### MATERIAL FOR THE TASK
=-=-=-=-=
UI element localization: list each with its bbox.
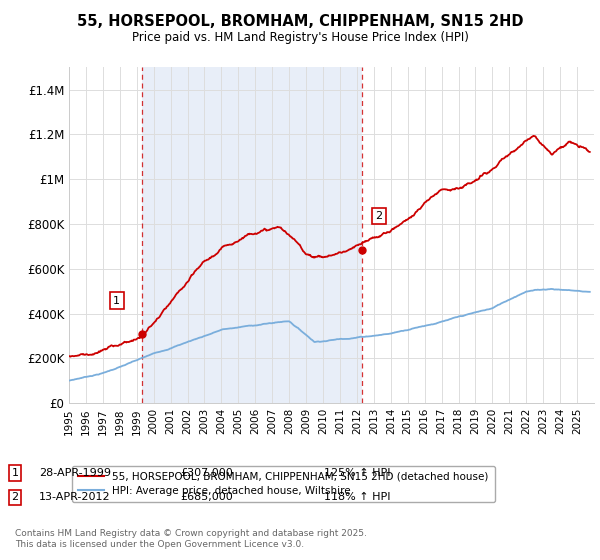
Text: 118% ↑ HPI: 118% ↑ HPI: [324, 492, 391, 502]
Text: 55, HORSEPOOL, BROMHAM, CHIPPENHAM, SN15 2HD: 55, HORSEPOOL, BROMHAM, CHIPPENHAM, SN15…: [77, 14, 523, 29]
Text: Price paid vs. HM Land Registry's House Price Index (HPI): Price paid vs. HM Land Registry's House …: [131, 31, 469, 44]
Text: 13-APR-2012: 13-APR-2012: [39, 492, 110, 502]
Text: 1: 1: [113, 296, 120, 306]
Text: £685,000: £685,000: [180, 492, 233, 502]
Text: Contains HM Land Registry data © Crown copyright and database right 2025.
This d: Contains HM Land Registry data © Crown c…: [15, 529, 367, 549]
Text: 125% ↑ HPI: 125% ↑ HPI: [324, 468, 391, 478]
Text: 28-APR-1999: 28-APR-1999: [39, 468, 111, 478]
Legend: 55, HORSEPOOL, BROMHAM, CHIPPENHAM, SN15 2HD (detached house), HPI: Average pric: 55, HORSEPOOL, BROMHAM, CHIPPENHAM, SN15…: [71, 465, 495, 502]
Bar: [142, 67, 362, 403]
Text: 2: 2: [375, 211, 382, 221]
Text: 1: 1: [11, 468, 19, 478]
Text: 2: 2: [11, 492, 19, 502]
Text: £307,000: £307,000: [180, 468, 233, 478]
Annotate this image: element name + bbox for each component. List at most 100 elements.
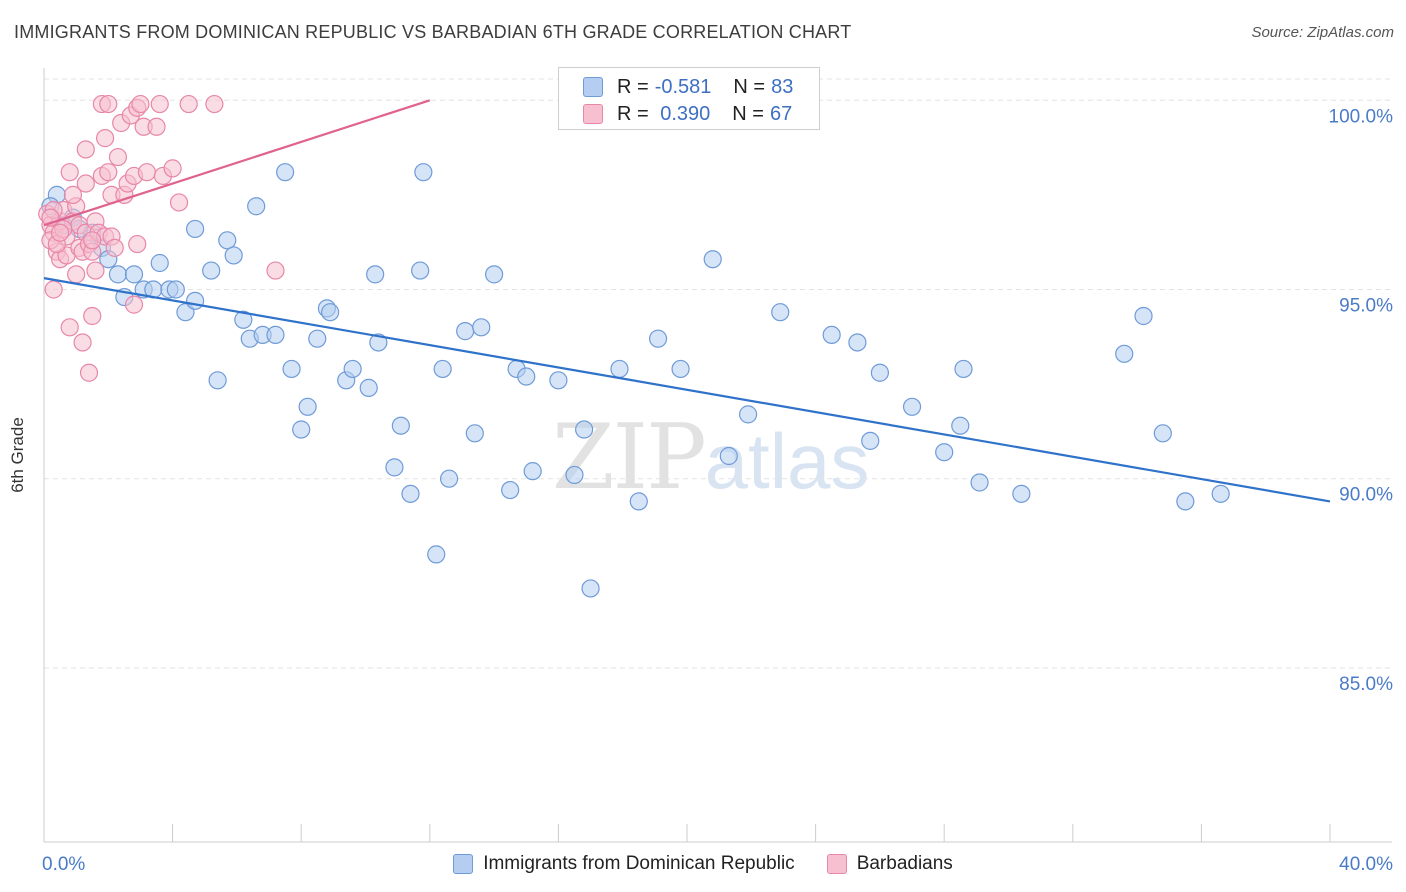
- data-point-pink: [124, 295, 144, 314]
- series-legend: Immigrants from Dominican Republic Barba…: [0, 853, 1406, 875]
- data-point-blue: [385, 458, 404, 477]
- data-point-pink: [147, 117, 166, 136]
- data-point-pink: [169, 193, 189, 212]
- series-barbadian-points: [38, 94, 661, 382]
- legend-item-dominican[interactable]: Immigrants from Dominican Republic: [453, 853, 795, 875]
- data-point-blue: [186, 291, 205, 310]
- data-point-blue: [298, 397, 317, 416]
- stats-legend: R = -0.581 N = 83 R = 0.390 N = 67: [558, 67, 820, 130]
- axes: [43, 68, 1392, 843]
- data-point-blue: [234, 310, 253, 329]
- data-point-blue: [671, 359, 690, 379]
- data-point-blue: [186, 219, 205, 239]
- data-point-blue: [738, 405, 758, 424]
- data-point-blue: [465, 424, 484, 443]
- data-point-blue: [629, 492, 648, 511]
- data-point-pink: [60, 318, 79, 337]
- y-tick-label: 90.0%: [1339, 485, 1393, 506]
- legend-swatch-pink: [583, 104, 603, 124]
- data-point-blue: [439, 469, 459, 488]
- data-point-pink: [99, 163, 118, 182]
- data-point-blue: [485, 265, 504, 284]
- data-point-blue: [517, 367, 536, 386]
- y-tick-label: 100.0%: [1329, 106, 1394, 127]
- y-tick-label: 95.0%: [1339, 295, 1393, 316]
- legend-row-dominican: R = -0.581 N = 83: [583, 75, 793, 99]
- data-point-pink: [63, 185, 83, 204]
- data-point-blue: [321, 303, 340, 322]
- data-point-blue: [427, 545, 446, 564]
- data-point-pink: [105, 238, 124, 257]
- data-point-blue: [771, 303, 790, 322]
- data-point-blue: [124, 265, 144, 284]
- data-point-blue: [369, 333, 388, 352]
- x-tick-label-max: 40.0%: [1339, 854, 1393, 875]
- chart-title: IMMIGRANTS FROM DOMINICAN REPUBLIC VS BA…: [14, 22, 852, 42]
- data-point-blue: [951, 416, 970, 435]
- data-point-blue: [359, 378, 378, 397]
- legend-r-value: 0.390: [654, 102, 711, 125]
- legend-label-dominican: Immigrants from Dominican Republic: [483, 853, 795, 874]
- data-point-pink: [73, 333, 92, 352]
- legend-row-barbadian: R = 0.390 N = 67: [583, 102, 792, 126]
- data-point-blue: [523, 462, 542, 481]
- data-point-blue: [414, 163, 433, 182]
- data-point-blue: [247, 197, 266, 216]
- data-point-pink: [44, 280, 63, 299]
- data-point-pink: [76, 140, 95, 159]
- data-point-blue: [565, 465, 584, 485]
- legend-swatch-blue: [583, 77, 603, 97]
- data-point-blue: [549, 371, 568, 390]
- source-credit: Source: ZipAtlas.com: [1251, 24, 1394, 41]
- data-point-blue: [266, 325, 285, 345]
- legend-r-value: -0.581: [654, 75, 712, 98]
- data-point-blue: [276, 163, 295, 182]
- data-point-blue: [501, 480, 520, 500]
- trend-line-blue: [43, 277, 1331, 503]
- data-point-pink: [83, 231, 102, 250]
- legend-item-barbadian[interactable]: Barbadians: [826, 853, 953, 875]
- data-point-pink: [50, 223, 70, 242]
- data-point-pink: [150, 94, 169, 114]
- y-tick-label: 85.0%: [1339, 674, 1393, 695]
- data-point-pink: [79, 363, 99, 382]
- trend-line-pink: [43, 99, 431, 227]
- data-point-blue: [224, 246, 243, 265]
- data-point-pink: [83, 306, 102, 326]
- data-point-pink: [137, 163, 156, 182]
- data-point-blue: [433, 359, 452, 379]
- data-point-blue: [411, 261, 430, 280]
- data-point-blue: [1115, 344, 1134, 363]
- legend-label-barbadian: Barbadians: [856, 853, 953, 874]
- series-dominican-points: [41, 163, 1230, 598]
- data-point-pink: [179, 94, 198, 114]
- legend-n-label: N =: [732, 102, 764, 125]
- legend-n-value: 83: [771, 75, 794, 98]
- data-point-blue: [282, 359, 301, 379]
- data-point-pink: [99, 94, 118, 114]
- data-point-blue: [703, 250, 722, 269]
- data-point-blue: [150, 253, 169, 273]
- data-point-blue: [1153, 424, 1172, 443]
- data-point-blue: [902, 397, 922, 416]
- data-point-blue: [648, 329, 668, 348]
- legend-r-label: R =: [617, 75, 649, 98]
- legend-n-value: 67: [769, 102, 793, 125]
- data-point-blue: [1176, 492, 1195, 511]
- data-point-blue: [1211, 484, 1230, 503]
- data-point-blue: [391, 416, 410, 435]
- legend-swatch-blue: [453, 854, 474, 874]
- data-point-blue: [970, 473, 989, 492]
- data-point-blue: [719, 446, 738, 466]
- data-point-blue: [1012, 484, 1031, 503]
- data-point-blue: [472, 318, 491, 337]
- data-point-blue: [366, 265, 385, 284]
- data-point-pink: [266, 261, 285, 280]
- legend-r-label: R =: [617, 102, 649, 125]
- data-point-blue: [954, 359, 973, 379]
- gridlines: [44, 78, 1392, 669]
- data-point-blue: [343, 359, 362, 379]
- data-point-blue: [861, 431, 880, 450]
- legend-n-label: N =: [733, 75, 766, 98]
- data-point-pink: [108, 147, 128, 167]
=-=-=-=-=
### GIVEN EXERCISE
Type out every line of the records above, character for character, leaving out the picture placeholders.

### OUTPUT FOR THIS TASK
UI element localization: list each with its bbox.
Text: 118% ↑ HPI: 118% ↑ HPI: [324, 492, 391, 502]
Text: 55, HORSEPOOL, BROMHAM, CHIPPENHAM, SN15 2HD: 55, HORSEPOOL, BROMHAM, CHIPPENHAM, SN15…: [77, 14, 523, 29]
Text: Price paid vs. HM Land Registry's House Price Index (HPI): Price paid vs. HM Land Registry's House …: [131, 31, 469, 44]
Text: 13-APR-2012: 13-APR-2012: [39, 492, 110, 502]
Text: 1: 1: [113, 296, 120, 306]
Text: £685,000: £685,000: [180, 492, 233, 502]
Text: Contains HM Land Registry data © Crown copyright and database right 2025.
This d: Contains HM Land Registry data © Crown c…: [15, 529, 367, 549]
Text: 125% ↑ HPI: 125% ↑ HPI: [324, 468, 391, 478]
Text: 28-APR-1999: 28-APR-1999: [39, 468, 111, 478]
Legend: 55, HORSEPOOL, BROMHAM, CHIPPENHAM, SN15 2HD (detached house), HPI: Average pric: 55, HORSEPOOL, BROMHAM, CHIPPENHAM, SN15…: [71, 465, 495, 502]
Bar: [142, 67, 362, 403]
Text: 2: 2: [375, 211, 382, 221]
Text: 1: 1: [11, 468, 19, 478]
Text: 2: 2: [11, 492, 19, 502]
Text: £307,000: £307,000: [180, 468, 233, 478]
Annotate this image: element name + bbox for each component. List at most 100 elements.
- data-point-pink: [124, 295, 144, 314]
- series-legend: Immigrants from Dominican Republic Barba…: [0, 853, 1406, 875]
- data-point-blue: [385, 458, 404, 477]
- data-point-pink: [147, 117, 166, 136]
- data-point-pink: [169, 193, 189, 212]
- series-barbadian-points: [38, 94, 661, 382]
- legend-item-dominican[interactable]: Immigrants from Dominican Republic: [453, 853, 795, 875]
- data-point-blue: [186, 291, 205, 310]
- data-point-blue: [298, 397, 317, 416]
- stats-legend: R = -0.581 N = 83 R = 0.390 N = 67: [558, 67, 820, 130]
- axes: [43, 68, 1392, 843]
- data-point-blue: [234, 310, 253, 329]
- data-point-blue: [671, 359, 690, 379]
- data-point-blue: [186, 219, 205, 239]
- data-point-blue: [738, 405, 758, 424]
- data-point-blue: [465, 424, 484, 443]
- data-point-blue: [629, 492, 648, 511]
- data-point-pink: [60, 318, 79, 337]
- y-tick-label: 90.0%: [1339, 485, 1393, 506]
- legend-swatch-pink: [583, 104, 603, 124]
- data-point-blue: [439, 469, 459, 488]
- data-point-pink: [99, 163, 118, 182]
- data-point-blue: [485, 265, 504, 284]
- data-point-blue: [517, 367, 536, 386]
- y-tick-label: 100.0%: [1329, 106, 1394, 127]
- y-tick-label: 95.0%: [1339, 295, 1393, 316]
- legend-row-dominican: R = -0.581 N = 83: [583, 75, 793, 99]
- data-point-pink: [63, 185, 83, 204]
- data-point-blue: [321, 303, 340, 322]
- data-point-blue: [427, 545, 446, 564]
- data-point-pink: [105, 238, 124, 257]
- data-point-blue: [771, 303, 790, 322]
- data-point-blue: [124, 265, 144, 284]
- data-point-blue: [369, 333, 388, 352]
- x-tick-label-max: 40.0%: [1339, 854, 1393, 875]
- chart-title: IMMIGRANTS FROM DOMINICAN REPUBLIC VS BA…: [14, 22, 852, 42]
- data-point-blue: [951, 416, 970, 435]
- data-point-blue: [359, 378, 378, 397]
- legend-r-value: 0.390: [654, 102, 711, 125]
- legend-label-dominican: Immigrants from Dominican Republic: [483, 853, 795, 874]
- data-point-pink: [73, 333, 92, 352]
- legend-row-barbadian: R = 0.390 N = 67: [583, 102, 792, 126]
- data-point-blue: [523, 462, 542, 481]
- data-point-blue: [414, 163, 433, 182]
- data-point-blue: [247, 197, 266, 216]
- data-point-pink: [44, 280, 63, 299]
- data-point-pink: [76, 140, 95, 159]
- data-point-blue: [565, 465, 584, 485]
- legend-swatch-blue: [583, 77, 603, 97]
- data-point-blue: [549, 371, 568, 390]
- source-credit: Source: ZipAtlas.com: [1251, 24, 1394, 41]
- data-point-blue: [266, 325, 285, 345]
- legend-r-value: -0.581: [654, 75, 712, 98]
- data-point-blue: [276, 163, 295, 182]
- data-point-blue: [501, 480, 520, 500]
- trend-line-blue: [43, 277, 1331, 503]
- data-point-pink: [83, 231, 102, 250]
- legend-item-barbadian[interactable]: Barbadians: [826, 853, 953, 875]
- data-point-pink: [50, 223, 70, 242]
- data-point-pink: [150, 94, 169, 114]
- y-tick-label: 85.0%: [1339, 674, 1393, 695]
- data-point-pink: [79, 363, 99, 382]
- trend-line-pink: [43, 99, 431, 227]
- data-point-blue: [224, 246, 243, 265]
- data-point-pink: [83, 306, 102, 326]
- data-point-pink: [137, 163, 156, 182]
- data-point-blue: [433, 359, 452, 379]
- data-point-blue: [411, 261, 430, 280]
- data-point-blue: [1115, 344, 1134, 363]
- legend-label-barbadian: Barbadians: [856, 853, 953, 874]
- series-dominican-points: [41, 163, 1230, 598]
- data-point-pink: [179, 94, 198, 114]
- legend-n-label: N =: [732, 102, 764, 125]
- legend-n-value: 83: [771, 75, 794, 98]
- data-point-blue: [282, 359, 301, 379]
- data-point-pink: [99, 94, 118, 114]
- data-point-blue: [703, 250, 722, 269]
- data-point-blue: [150, 253, 169, 273]
- data-point-blue: [1153, 424, 1172, 443]
- data-point-blue: [902, 397, 922, 416]
- data-point-blue: [648, 329, 668, 348]
- legend-r-label: R =: [617, 75, 649, 98]
- legend-n-value: 67: [769, 102, 793, 125]
- data-point-blue: [1176, 492, 1195, 511]
- data-point-blue: [1211, 484, 1230, 503]
- data-point-blue: [391, 416, 410, 435]
- legend-swatch-blue: [453, 854, 474, 874]
- data-point-blue: [970, 473, 989, 492]
- data-point-blue: [719, 446, 738, 466]
- data-point-blue: [1012, 484, 1031, 503]
- data-point-blue: [472, 318, 491, 337]
- data-point-blue: [366, 265, 385, 284]
- data-point-pink: [266, 261, 285, 280]
- legend-r-label: R =: [617, 102, 649, 125]
- data-point-blue: [954, 359, 973, 379]
- gridlines: [44, 78, 1392, 669]
- data-point-blue: [343, 359, 362, 379]
- data-point-blue: [861, 431, 880, 450]
- legend-n-label: N =: [733, 75, 766, 98]
- data-point-pink: [108, 147, 128, 167]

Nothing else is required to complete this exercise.